• What the exercise asks
Locate each line in the records containing "Open". Copy it.

• Provided material
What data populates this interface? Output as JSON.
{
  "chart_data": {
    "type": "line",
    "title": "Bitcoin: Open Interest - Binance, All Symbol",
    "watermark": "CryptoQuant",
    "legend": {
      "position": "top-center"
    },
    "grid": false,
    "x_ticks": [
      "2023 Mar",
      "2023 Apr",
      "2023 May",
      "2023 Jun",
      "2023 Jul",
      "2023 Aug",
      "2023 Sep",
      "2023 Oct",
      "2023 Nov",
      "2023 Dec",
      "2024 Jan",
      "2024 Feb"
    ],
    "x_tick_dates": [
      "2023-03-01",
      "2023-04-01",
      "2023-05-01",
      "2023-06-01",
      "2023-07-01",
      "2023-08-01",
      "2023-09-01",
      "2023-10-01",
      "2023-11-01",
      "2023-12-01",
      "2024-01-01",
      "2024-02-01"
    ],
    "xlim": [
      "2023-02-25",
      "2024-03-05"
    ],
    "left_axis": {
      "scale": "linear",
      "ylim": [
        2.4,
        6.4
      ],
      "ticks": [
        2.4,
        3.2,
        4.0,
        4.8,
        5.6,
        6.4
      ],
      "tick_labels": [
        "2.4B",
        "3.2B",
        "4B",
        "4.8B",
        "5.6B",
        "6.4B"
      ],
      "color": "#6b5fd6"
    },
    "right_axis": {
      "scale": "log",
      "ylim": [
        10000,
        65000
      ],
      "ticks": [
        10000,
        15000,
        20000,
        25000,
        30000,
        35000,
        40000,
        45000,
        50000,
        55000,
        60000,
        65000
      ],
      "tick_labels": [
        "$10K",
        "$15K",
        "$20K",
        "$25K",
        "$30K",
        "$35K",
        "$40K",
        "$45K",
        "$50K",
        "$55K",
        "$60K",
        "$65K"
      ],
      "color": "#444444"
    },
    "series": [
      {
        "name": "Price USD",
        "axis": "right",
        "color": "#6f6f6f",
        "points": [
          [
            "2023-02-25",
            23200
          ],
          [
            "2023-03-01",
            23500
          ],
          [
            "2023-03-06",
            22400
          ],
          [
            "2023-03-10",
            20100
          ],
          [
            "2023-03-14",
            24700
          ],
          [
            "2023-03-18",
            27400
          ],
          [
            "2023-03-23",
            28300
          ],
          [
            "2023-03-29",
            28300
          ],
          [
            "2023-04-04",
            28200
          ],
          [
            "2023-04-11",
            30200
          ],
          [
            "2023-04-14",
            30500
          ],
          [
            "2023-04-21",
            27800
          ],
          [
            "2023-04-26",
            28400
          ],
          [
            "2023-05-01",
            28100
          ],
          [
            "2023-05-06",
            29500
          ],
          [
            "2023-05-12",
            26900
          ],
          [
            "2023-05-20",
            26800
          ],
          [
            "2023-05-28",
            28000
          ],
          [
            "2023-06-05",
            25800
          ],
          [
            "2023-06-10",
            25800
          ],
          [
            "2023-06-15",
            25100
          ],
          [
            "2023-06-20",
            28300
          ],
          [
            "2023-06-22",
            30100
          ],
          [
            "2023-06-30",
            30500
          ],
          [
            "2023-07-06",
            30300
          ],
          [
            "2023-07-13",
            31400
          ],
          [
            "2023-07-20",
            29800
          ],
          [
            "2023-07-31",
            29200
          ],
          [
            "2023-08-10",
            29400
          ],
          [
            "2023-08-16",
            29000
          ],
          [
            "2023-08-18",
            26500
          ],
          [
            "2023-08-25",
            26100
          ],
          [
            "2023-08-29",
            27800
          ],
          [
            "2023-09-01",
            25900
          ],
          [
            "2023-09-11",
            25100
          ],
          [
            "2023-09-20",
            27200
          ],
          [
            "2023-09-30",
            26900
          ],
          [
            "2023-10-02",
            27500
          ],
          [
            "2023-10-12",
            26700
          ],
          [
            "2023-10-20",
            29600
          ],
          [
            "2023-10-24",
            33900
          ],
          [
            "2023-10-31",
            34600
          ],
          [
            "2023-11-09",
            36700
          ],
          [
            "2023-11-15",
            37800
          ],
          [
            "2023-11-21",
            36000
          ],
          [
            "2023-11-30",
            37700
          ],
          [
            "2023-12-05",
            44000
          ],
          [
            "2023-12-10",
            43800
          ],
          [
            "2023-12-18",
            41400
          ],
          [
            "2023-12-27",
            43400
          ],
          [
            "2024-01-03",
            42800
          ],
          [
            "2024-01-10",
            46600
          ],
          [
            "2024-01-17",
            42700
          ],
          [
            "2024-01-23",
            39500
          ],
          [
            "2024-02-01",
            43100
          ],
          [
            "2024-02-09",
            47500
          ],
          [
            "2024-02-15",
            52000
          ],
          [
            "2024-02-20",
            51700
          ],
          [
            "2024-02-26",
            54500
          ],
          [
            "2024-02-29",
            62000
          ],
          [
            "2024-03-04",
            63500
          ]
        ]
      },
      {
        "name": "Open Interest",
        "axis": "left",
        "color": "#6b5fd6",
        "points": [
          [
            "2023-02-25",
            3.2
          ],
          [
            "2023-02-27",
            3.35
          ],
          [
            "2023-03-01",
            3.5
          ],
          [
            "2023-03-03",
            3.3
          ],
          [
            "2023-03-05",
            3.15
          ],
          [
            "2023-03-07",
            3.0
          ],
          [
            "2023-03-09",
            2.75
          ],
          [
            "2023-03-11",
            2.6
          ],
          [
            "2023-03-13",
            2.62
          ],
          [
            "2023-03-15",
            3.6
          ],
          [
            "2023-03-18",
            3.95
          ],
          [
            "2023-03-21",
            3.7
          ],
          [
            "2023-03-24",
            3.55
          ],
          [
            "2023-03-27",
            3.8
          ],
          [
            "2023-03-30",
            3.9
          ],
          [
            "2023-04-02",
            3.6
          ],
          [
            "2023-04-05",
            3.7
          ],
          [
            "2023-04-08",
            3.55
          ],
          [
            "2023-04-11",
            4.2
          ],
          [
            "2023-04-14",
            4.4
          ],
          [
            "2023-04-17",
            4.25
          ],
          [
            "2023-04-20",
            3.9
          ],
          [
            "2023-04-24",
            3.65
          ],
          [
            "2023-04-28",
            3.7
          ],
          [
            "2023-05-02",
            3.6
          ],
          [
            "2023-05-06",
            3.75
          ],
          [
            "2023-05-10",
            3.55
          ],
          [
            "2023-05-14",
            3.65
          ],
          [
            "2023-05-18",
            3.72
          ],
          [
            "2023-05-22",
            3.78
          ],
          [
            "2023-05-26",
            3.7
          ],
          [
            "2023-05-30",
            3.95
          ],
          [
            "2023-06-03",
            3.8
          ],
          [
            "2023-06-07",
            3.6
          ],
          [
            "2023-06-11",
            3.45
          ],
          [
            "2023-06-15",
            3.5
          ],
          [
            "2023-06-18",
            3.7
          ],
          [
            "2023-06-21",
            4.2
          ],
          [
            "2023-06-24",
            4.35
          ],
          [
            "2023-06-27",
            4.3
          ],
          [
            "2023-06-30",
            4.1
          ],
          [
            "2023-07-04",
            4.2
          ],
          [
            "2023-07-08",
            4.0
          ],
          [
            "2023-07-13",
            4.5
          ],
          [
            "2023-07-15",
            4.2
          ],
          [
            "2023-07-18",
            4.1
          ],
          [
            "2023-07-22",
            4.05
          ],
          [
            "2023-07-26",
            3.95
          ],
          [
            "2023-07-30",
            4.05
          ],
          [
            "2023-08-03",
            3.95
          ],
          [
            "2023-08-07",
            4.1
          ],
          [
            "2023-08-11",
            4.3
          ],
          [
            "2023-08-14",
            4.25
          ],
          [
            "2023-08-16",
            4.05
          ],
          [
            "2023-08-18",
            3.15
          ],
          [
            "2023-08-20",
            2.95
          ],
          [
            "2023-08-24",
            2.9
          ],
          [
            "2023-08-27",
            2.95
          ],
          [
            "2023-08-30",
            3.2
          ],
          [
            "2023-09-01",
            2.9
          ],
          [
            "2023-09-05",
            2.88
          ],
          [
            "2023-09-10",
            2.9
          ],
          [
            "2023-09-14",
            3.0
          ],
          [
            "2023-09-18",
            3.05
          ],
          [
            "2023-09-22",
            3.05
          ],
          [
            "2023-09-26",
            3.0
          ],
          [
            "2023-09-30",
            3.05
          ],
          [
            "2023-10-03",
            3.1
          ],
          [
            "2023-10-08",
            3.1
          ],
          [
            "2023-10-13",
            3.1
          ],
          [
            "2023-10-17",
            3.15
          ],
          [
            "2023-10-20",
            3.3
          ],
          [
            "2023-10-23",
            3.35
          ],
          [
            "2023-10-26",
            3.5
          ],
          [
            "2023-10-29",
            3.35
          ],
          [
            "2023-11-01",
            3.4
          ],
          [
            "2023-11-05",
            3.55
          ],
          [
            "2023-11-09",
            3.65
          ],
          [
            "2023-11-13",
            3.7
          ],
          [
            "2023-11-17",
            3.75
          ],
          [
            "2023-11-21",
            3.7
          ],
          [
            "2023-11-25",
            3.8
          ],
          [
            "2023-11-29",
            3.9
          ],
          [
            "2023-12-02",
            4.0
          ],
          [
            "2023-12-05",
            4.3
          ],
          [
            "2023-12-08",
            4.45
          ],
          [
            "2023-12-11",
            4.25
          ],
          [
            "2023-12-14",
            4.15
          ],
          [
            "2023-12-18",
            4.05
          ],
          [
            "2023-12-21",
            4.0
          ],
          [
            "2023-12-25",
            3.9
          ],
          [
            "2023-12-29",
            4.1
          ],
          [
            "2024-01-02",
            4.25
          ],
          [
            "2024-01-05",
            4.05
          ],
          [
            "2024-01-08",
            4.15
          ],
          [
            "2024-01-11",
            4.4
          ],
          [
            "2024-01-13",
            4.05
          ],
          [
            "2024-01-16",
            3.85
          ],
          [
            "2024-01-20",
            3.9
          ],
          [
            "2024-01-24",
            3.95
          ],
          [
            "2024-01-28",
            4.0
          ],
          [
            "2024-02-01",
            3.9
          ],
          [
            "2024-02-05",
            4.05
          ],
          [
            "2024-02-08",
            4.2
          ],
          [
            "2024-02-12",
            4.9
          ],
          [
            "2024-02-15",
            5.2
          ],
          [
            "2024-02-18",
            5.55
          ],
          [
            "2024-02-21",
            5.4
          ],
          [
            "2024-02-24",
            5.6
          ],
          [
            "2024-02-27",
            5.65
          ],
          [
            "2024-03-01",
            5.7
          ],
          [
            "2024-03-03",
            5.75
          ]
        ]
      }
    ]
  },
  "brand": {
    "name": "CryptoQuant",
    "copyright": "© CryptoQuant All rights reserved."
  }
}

• Problem solution
    "title": "Bitcoin: Open Interest - Binance, All Symbol",
        "name": "Open Interest",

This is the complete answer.